[Extracts from a graphics dataset]
((

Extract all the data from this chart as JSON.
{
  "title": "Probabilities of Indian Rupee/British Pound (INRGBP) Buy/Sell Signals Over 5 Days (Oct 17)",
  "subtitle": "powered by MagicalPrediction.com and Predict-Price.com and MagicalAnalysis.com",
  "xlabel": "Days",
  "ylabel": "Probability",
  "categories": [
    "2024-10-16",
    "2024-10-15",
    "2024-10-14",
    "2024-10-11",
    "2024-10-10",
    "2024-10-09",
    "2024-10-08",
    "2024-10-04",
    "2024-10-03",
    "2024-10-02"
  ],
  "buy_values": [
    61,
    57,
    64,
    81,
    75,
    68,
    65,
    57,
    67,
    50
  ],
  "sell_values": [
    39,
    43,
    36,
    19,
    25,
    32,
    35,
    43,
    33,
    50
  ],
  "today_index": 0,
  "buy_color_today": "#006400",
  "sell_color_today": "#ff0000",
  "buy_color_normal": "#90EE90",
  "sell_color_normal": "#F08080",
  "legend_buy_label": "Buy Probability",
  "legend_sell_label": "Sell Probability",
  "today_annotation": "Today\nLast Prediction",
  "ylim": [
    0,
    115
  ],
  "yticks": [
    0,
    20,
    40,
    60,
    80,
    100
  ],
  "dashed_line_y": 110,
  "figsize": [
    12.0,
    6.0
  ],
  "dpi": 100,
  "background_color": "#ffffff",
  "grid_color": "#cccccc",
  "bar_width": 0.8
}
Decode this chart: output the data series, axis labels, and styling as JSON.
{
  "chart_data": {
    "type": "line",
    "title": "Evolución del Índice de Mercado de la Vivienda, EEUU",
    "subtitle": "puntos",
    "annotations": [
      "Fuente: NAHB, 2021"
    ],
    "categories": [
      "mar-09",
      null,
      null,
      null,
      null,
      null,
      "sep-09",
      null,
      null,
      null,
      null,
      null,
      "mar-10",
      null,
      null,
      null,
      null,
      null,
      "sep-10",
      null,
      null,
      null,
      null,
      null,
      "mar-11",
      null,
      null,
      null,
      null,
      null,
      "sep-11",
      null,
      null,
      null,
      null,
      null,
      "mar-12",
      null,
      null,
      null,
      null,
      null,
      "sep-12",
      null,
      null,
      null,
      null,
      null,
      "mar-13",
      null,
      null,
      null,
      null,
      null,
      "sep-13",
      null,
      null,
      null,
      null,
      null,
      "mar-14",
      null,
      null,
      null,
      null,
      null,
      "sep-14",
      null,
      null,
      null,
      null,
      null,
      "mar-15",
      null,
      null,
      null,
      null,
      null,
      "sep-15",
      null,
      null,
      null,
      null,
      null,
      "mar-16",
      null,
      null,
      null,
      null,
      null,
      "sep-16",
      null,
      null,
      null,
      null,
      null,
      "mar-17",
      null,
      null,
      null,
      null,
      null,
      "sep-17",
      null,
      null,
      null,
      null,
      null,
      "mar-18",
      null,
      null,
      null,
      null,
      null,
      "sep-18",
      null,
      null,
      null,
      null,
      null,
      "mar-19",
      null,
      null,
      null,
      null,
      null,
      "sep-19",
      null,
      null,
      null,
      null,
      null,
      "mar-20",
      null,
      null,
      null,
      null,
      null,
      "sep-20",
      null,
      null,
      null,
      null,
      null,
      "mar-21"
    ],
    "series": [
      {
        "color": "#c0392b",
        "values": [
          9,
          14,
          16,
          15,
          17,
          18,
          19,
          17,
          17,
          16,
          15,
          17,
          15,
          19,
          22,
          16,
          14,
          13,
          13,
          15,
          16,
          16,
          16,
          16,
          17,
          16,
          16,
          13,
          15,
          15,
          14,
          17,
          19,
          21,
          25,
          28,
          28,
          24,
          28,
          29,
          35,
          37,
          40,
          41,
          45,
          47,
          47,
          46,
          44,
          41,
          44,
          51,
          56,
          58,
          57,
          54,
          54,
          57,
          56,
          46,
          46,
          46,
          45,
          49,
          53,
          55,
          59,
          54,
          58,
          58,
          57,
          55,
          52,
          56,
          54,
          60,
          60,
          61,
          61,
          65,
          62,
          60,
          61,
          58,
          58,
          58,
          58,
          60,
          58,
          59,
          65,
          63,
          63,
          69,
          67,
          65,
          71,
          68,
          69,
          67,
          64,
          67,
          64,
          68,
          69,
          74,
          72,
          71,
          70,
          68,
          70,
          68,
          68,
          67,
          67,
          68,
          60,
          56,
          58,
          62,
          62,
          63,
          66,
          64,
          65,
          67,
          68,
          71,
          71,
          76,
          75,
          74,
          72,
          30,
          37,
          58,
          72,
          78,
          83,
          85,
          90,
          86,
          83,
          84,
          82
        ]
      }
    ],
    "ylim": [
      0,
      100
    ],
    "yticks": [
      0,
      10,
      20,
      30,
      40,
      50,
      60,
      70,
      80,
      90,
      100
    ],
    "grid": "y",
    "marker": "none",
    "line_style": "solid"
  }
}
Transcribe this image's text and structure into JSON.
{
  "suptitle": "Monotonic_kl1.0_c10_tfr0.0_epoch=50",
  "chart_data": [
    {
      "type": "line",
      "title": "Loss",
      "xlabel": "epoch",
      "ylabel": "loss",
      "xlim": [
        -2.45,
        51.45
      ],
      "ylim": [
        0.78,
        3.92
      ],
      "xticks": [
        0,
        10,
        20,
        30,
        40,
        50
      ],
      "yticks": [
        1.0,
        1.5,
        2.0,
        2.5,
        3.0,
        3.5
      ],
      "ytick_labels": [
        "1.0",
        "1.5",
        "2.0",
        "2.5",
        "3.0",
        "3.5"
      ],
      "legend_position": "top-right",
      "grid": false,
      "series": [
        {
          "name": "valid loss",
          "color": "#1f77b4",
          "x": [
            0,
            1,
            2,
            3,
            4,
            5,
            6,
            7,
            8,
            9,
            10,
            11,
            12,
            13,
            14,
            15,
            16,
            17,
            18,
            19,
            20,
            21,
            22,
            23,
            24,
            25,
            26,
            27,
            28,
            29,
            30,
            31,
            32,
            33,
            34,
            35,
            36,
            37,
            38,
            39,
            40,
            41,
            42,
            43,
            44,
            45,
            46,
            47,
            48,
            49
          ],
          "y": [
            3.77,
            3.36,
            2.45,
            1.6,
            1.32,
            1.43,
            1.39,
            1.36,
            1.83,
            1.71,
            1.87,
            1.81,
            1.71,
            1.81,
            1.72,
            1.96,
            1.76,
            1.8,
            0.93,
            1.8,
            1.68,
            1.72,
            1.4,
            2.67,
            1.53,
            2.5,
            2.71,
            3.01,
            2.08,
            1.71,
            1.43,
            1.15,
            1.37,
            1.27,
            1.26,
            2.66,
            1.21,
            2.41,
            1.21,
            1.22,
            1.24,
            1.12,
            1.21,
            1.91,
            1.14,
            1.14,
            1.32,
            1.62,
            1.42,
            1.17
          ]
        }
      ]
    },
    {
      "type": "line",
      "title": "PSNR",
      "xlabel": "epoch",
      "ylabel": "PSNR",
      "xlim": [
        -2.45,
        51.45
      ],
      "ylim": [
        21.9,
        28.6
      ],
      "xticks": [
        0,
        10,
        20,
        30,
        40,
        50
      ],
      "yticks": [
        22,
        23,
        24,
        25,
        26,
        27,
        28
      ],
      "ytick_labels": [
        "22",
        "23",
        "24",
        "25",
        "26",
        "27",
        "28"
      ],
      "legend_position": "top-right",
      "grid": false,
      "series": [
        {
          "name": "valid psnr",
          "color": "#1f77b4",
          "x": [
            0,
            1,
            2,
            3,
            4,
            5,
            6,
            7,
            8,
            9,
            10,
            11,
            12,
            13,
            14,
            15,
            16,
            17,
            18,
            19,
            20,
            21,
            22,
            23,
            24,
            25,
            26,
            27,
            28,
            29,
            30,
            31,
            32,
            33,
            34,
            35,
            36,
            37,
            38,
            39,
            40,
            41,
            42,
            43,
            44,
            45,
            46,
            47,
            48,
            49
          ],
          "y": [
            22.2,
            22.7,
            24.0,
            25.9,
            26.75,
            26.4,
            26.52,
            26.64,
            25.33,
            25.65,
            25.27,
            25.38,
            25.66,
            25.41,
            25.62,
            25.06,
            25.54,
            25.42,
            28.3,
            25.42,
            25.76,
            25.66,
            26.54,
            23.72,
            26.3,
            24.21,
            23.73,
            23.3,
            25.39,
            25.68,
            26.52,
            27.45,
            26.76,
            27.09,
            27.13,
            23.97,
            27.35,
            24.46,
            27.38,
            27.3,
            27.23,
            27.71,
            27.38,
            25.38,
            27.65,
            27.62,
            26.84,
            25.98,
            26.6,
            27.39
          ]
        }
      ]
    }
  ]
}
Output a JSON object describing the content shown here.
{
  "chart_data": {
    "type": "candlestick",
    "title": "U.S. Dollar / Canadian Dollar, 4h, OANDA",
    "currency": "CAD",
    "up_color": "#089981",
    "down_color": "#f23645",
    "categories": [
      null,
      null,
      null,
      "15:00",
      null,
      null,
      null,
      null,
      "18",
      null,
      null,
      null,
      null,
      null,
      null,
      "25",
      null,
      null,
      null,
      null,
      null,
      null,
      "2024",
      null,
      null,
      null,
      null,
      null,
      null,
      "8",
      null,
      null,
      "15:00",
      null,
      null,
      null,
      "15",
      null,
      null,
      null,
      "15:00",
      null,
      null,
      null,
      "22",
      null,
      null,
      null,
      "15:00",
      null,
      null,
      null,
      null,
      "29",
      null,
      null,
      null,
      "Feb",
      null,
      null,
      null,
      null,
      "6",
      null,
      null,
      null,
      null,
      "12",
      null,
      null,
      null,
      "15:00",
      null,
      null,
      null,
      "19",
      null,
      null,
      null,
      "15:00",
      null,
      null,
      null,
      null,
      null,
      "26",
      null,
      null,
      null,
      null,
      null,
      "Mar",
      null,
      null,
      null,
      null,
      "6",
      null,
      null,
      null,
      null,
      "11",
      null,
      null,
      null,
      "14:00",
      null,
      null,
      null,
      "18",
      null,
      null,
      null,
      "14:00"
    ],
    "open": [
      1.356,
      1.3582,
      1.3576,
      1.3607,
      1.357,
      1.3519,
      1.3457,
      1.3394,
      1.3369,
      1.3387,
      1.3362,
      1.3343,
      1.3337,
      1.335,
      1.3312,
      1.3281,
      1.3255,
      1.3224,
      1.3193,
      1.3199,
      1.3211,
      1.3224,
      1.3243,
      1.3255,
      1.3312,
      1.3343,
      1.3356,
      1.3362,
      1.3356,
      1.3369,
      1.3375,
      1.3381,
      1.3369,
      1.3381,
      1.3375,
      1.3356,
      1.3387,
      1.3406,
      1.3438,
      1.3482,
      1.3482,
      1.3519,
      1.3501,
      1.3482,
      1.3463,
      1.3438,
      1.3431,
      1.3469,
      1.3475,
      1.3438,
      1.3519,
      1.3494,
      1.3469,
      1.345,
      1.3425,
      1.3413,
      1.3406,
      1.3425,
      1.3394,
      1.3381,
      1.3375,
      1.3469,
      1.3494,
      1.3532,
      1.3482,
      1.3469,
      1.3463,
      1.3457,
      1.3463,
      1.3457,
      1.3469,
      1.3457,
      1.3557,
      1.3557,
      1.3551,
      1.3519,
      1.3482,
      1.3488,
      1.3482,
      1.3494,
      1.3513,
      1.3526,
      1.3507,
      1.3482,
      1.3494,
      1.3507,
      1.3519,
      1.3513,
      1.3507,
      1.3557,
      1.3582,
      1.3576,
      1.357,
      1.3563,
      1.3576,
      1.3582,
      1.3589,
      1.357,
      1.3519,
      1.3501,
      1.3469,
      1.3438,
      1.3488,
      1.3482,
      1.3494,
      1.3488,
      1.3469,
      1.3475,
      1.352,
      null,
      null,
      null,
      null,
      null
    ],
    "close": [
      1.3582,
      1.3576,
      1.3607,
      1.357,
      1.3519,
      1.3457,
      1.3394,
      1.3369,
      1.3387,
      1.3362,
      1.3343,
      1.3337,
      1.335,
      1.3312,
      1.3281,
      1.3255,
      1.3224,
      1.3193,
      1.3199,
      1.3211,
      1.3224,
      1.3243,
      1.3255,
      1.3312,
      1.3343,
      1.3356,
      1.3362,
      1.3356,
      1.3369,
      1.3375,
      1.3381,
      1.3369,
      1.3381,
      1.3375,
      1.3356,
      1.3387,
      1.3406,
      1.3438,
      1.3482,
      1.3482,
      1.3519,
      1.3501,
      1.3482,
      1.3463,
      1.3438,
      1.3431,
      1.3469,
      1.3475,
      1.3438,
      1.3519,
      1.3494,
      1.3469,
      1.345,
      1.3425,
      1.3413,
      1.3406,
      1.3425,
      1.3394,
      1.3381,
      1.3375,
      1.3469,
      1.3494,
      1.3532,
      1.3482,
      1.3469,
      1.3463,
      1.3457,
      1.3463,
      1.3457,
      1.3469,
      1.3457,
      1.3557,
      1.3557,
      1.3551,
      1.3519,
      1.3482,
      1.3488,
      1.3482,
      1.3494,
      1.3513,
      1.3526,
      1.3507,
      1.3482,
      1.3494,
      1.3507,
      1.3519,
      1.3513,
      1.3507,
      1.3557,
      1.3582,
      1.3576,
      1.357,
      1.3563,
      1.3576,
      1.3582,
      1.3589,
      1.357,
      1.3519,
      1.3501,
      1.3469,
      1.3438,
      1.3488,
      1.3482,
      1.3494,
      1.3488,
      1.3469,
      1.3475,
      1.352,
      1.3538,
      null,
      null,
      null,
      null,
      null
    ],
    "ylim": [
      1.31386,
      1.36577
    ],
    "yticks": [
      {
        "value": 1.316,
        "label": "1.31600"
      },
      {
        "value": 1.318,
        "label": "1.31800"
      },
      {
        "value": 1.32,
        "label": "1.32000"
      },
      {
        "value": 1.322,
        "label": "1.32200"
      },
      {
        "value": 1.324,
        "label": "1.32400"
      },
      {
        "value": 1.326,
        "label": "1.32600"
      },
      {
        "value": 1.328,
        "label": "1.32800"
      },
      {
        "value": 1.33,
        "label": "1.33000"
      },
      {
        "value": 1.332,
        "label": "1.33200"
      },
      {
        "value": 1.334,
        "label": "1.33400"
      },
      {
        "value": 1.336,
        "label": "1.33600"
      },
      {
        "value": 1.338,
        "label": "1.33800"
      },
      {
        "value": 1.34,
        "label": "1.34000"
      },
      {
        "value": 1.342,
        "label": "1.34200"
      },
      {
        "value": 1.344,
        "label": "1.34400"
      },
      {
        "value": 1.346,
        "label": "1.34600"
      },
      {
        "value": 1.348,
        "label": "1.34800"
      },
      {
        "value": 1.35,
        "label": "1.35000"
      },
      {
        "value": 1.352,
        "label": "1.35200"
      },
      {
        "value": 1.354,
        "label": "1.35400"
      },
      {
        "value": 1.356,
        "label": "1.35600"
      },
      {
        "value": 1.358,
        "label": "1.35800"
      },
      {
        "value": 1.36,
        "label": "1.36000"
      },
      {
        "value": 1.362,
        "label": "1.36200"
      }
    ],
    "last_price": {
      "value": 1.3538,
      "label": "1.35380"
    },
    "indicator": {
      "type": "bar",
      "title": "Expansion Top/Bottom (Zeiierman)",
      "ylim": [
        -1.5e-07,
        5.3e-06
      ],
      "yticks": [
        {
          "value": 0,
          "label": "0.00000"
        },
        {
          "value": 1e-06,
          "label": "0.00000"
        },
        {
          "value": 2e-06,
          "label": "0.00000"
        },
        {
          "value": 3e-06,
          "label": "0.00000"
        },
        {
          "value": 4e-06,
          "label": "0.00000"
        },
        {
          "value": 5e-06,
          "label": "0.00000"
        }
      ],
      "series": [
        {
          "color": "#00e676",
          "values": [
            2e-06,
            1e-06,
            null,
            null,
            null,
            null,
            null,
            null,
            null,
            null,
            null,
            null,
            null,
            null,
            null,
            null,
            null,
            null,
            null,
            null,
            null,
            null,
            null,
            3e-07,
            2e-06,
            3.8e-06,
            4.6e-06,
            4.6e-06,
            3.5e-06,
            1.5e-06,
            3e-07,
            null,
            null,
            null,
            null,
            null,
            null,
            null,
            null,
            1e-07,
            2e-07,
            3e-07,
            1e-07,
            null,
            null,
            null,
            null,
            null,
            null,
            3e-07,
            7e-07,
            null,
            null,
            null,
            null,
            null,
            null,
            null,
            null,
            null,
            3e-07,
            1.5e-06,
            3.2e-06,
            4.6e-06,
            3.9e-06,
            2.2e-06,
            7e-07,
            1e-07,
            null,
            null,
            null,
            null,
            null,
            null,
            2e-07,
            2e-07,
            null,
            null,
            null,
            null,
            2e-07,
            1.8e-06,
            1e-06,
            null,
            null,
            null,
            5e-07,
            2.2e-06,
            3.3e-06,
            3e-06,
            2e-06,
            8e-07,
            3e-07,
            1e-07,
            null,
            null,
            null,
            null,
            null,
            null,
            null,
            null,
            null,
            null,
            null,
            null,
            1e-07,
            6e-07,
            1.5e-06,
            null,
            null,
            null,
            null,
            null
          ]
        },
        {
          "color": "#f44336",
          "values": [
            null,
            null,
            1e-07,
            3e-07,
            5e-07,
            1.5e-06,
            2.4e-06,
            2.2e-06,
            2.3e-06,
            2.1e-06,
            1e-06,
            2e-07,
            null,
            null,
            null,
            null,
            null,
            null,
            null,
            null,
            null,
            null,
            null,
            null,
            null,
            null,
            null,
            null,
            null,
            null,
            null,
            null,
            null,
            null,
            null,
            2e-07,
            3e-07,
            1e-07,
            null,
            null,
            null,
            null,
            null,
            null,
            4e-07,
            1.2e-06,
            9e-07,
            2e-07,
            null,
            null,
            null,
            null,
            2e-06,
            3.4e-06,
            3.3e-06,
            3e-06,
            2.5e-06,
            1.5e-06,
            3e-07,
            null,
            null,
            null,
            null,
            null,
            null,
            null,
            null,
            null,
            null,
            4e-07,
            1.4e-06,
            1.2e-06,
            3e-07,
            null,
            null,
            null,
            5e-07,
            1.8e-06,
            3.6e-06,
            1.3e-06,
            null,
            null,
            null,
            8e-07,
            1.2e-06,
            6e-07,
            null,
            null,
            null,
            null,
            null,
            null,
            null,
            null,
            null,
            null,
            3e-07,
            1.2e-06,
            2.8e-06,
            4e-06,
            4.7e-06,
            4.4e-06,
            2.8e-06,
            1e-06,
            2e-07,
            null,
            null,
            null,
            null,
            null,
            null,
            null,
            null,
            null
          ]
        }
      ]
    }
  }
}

))

Work to do. Only lines that contain the word "Days" are wanted; copy each of them.

Problem solution.
  "title": "Probabilities of Indian Rupee/British Pound (INRGBP) Buy/Sell Signals Over 5 Days (Oct 17)",
  "xlabel": "Days",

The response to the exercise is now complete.